**What to work on:**
Extract the text of every entry below exactly; leave images out.

(Items listed in a dataset)

○ ○ ○ ○ ○

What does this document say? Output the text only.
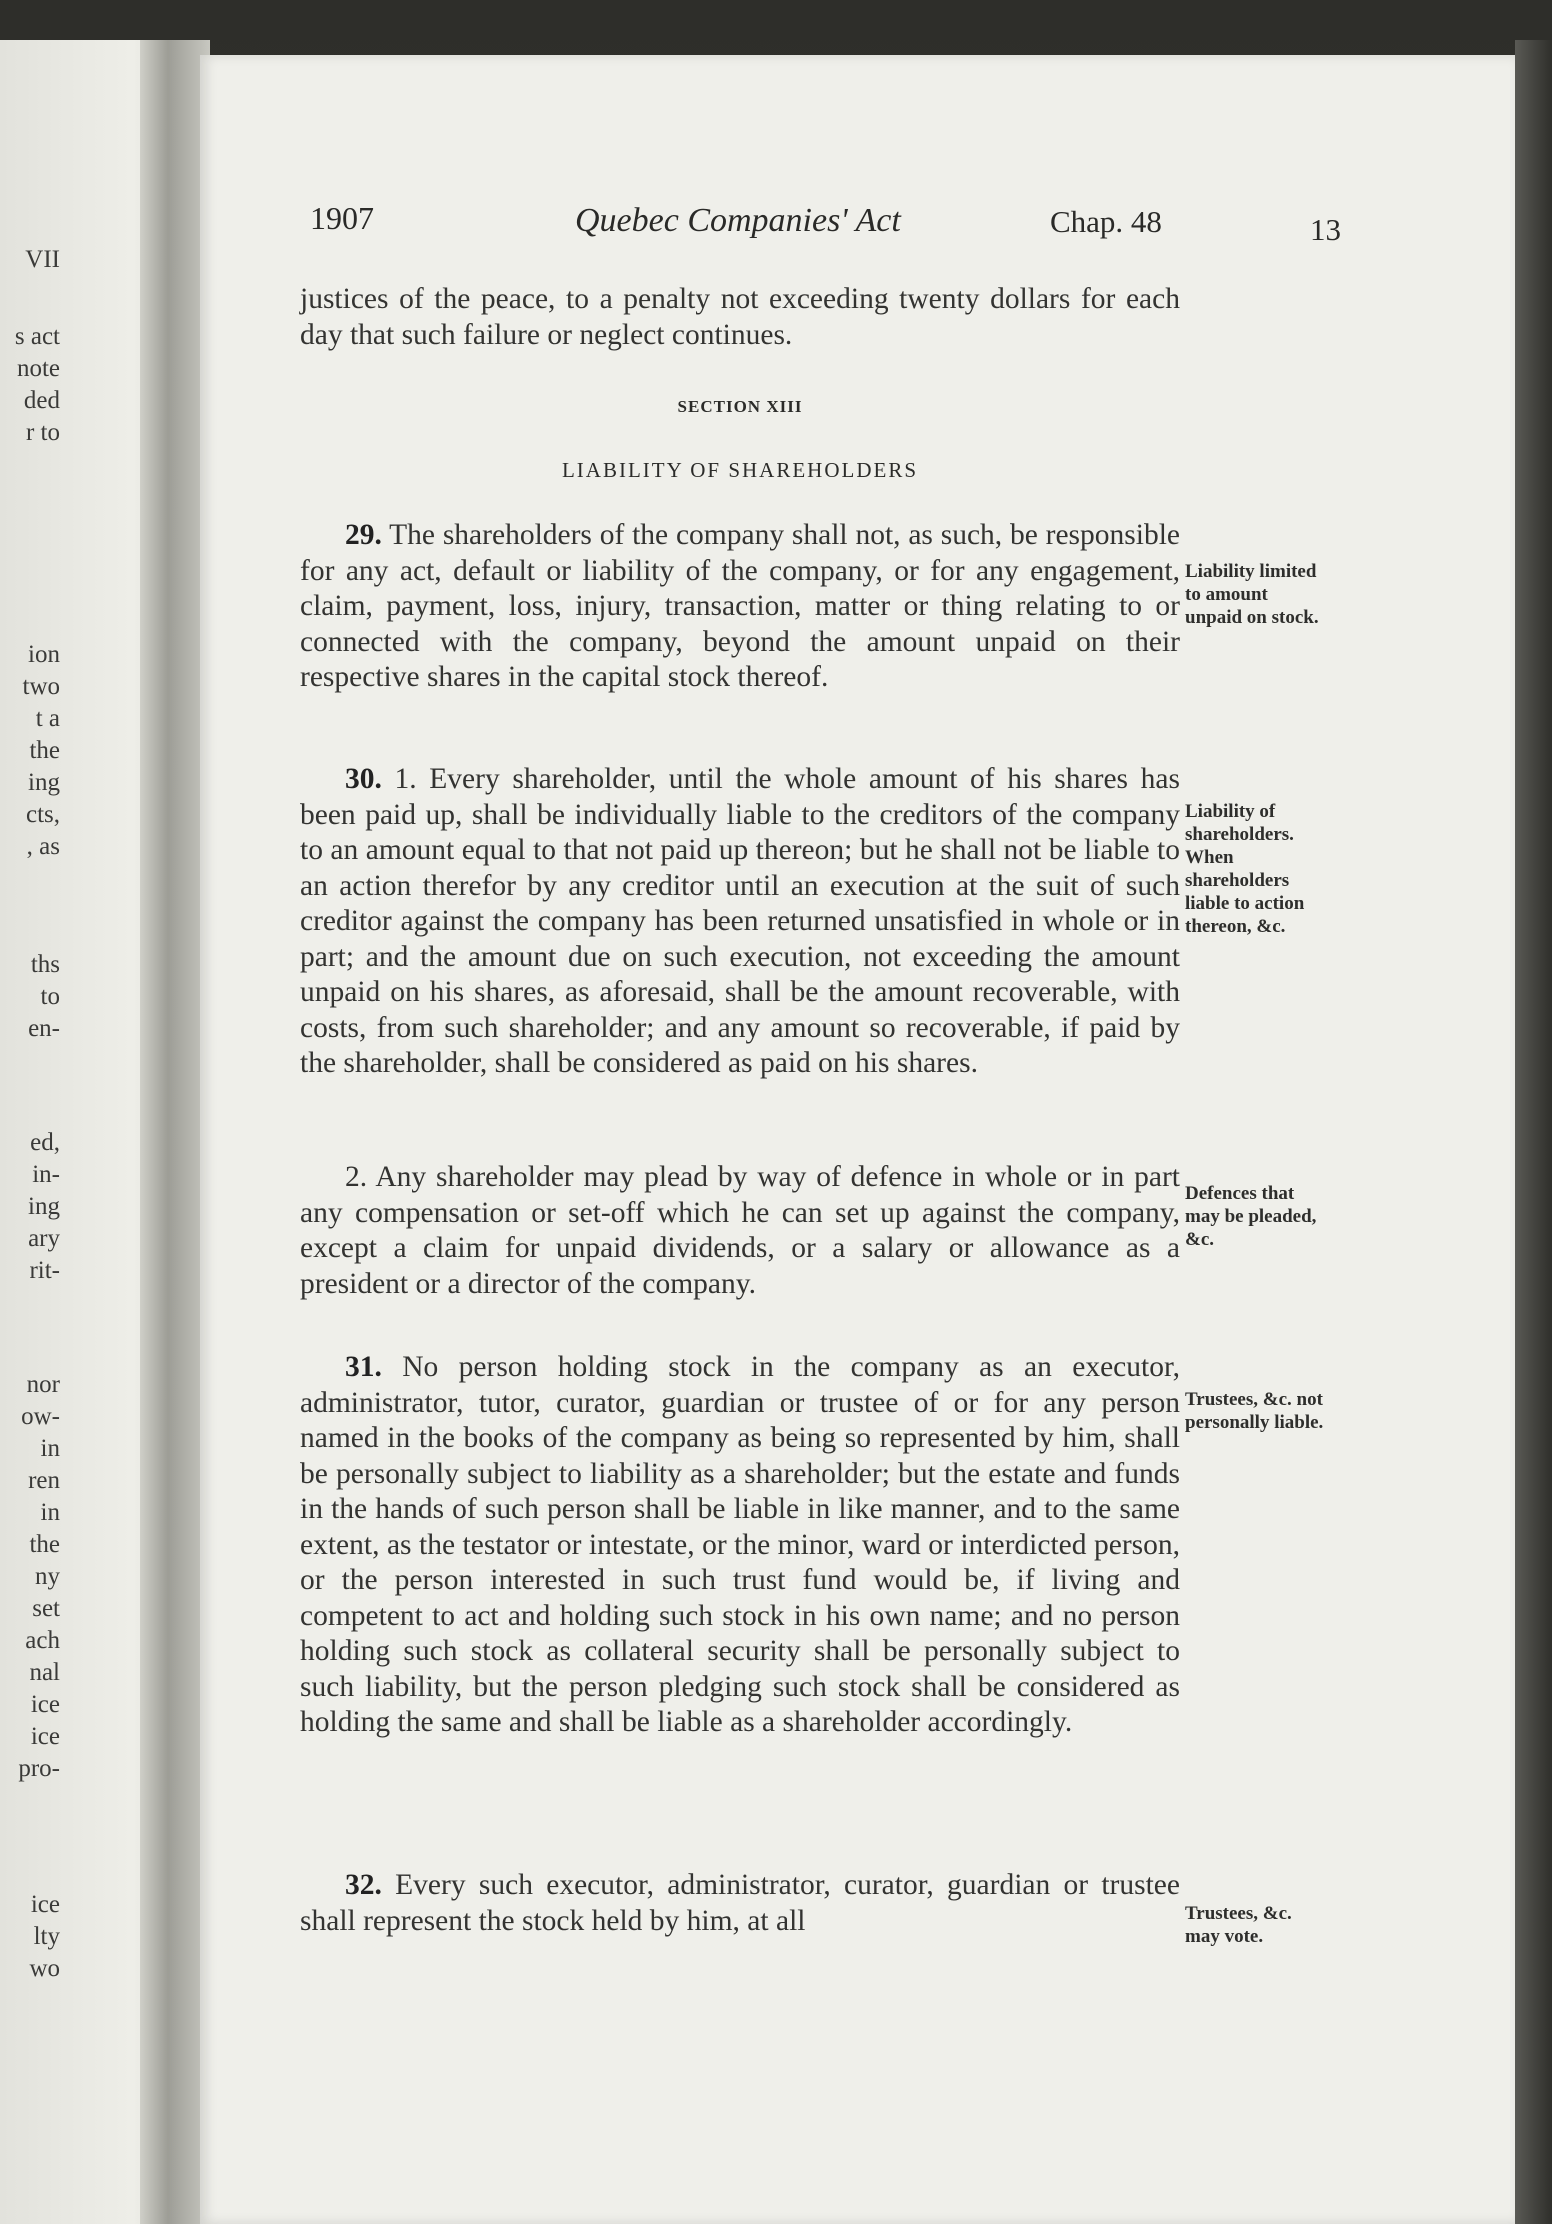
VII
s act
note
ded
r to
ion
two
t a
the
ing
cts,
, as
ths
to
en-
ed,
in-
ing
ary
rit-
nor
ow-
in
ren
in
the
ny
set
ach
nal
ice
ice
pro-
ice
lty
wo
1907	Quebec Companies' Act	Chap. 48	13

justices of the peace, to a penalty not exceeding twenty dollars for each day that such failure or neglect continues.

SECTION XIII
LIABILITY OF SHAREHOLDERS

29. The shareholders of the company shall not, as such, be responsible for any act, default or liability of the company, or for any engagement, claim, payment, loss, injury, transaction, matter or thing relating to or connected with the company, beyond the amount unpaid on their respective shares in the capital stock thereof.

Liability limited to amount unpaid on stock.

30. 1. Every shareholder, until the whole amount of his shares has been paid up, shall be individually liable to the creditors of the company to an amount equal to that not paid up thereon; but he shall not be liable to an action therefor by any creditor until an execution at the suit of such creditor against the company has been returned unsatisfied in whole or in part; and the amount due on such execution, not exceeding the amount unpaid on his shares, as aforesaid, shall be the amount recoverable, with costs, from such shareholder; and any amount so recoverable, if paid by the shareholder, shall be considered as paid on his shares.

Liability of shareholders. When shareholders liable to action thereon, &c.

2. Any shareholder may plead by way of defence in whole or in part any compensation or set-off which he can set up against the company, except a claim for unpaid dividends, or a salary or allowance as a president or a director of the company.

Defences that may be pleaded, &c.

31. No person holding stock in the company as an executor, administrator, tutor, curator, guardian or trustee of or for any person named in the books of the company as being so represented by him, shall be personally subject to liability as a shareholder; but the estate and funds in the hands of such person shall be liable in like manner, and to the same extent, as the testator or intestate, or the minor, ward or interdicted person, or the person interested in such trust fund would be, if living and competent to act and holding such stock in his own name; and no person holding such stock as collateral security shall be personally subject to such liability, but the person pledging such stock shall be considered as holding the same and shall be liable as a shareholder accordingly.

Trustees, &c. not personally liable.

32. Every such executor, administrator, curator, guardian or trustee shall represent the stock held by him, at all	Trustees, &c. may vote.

○ ○ ○ ○ ○

**Solution to this problem:**
What does this document say? Output the text only.
VII
s act
note
ded
r to
ion
two
t a
the
ing
cts,
, as
ths
to
en-
ed,
in-
ing
ary
rit-
nor
ow-
in
ren
in
the
ny
set
ach
nal
ice
ice
pro-
ice
lty
wo
1907	Quebec Companies' Act	Chap. 48	13

justices of the peace, to a penalty not exceeding twenty dollars for each day that such failure or neglect continues.

SECTION XIII
LIABILITY OF SHAREHOLDERS

29. The shareholders of the company shall not, as such, be responsible for any act, default or liability of the company, or for any engagement, claim, payment, loss, injury, transaction, matter or thing relating to or connected with the company, beyond the amount unpaid on their respective shares in the capital stock thereof.

Liability limited to amount unpaid on stock.

30. 1. Every shareholder, until the whole amount of his shares has been paid up, shall be individually liable to the creditors of the company to an amount equal to that not paid up thereon; but he shall not be liable to an action therefor by any creditor until an execution at the suit of such creditor against the company has been returned unsatisfied in whole or in part; and the amount due on such execution, not exceeding the amount unpaid on his shares, as aforesaid, shall be the amount recoverable, with costs, from such shareholder; and any amount so recoverable, if paid by the shareholder, shall be considered as paid on his shares.

Liability of shareholders. When shareholders liable to action thereon, &c.

2. Any shareholder may plead by way of defence in whole or in part any compensation or set-off which he can set up against the company, except a claim for unpaid dividends, or a salary or allowance as a president or a director of the company.

Defences that may be pleaded, &c.

31. No person holding stock in the company as an executor, administrator, tutor, curator, guardian or trustee of or for any person named in the books of the company as being so represented by him, shall be personally subject to liability as a shareholder; but the estate and funds in the hands of such person shall be liable in like manner, and to the same extent, as the testator or intestate, or the minor, ward or interdicted person, or the person interested in such trust fund would be, if living and competent to act and holding such stock in his own name; and no person holding such stock as collateral security shall be personally subject to such liability, but the person pledging such stock shall be considered as holding the same and shall be liable as a shareholder accordingly.

Trustees, &c. not personally liable.

32. Every such executor, administrator, curator, guardian or trustee shall represent the stock held by him, at all	Trustees, &c. may vote.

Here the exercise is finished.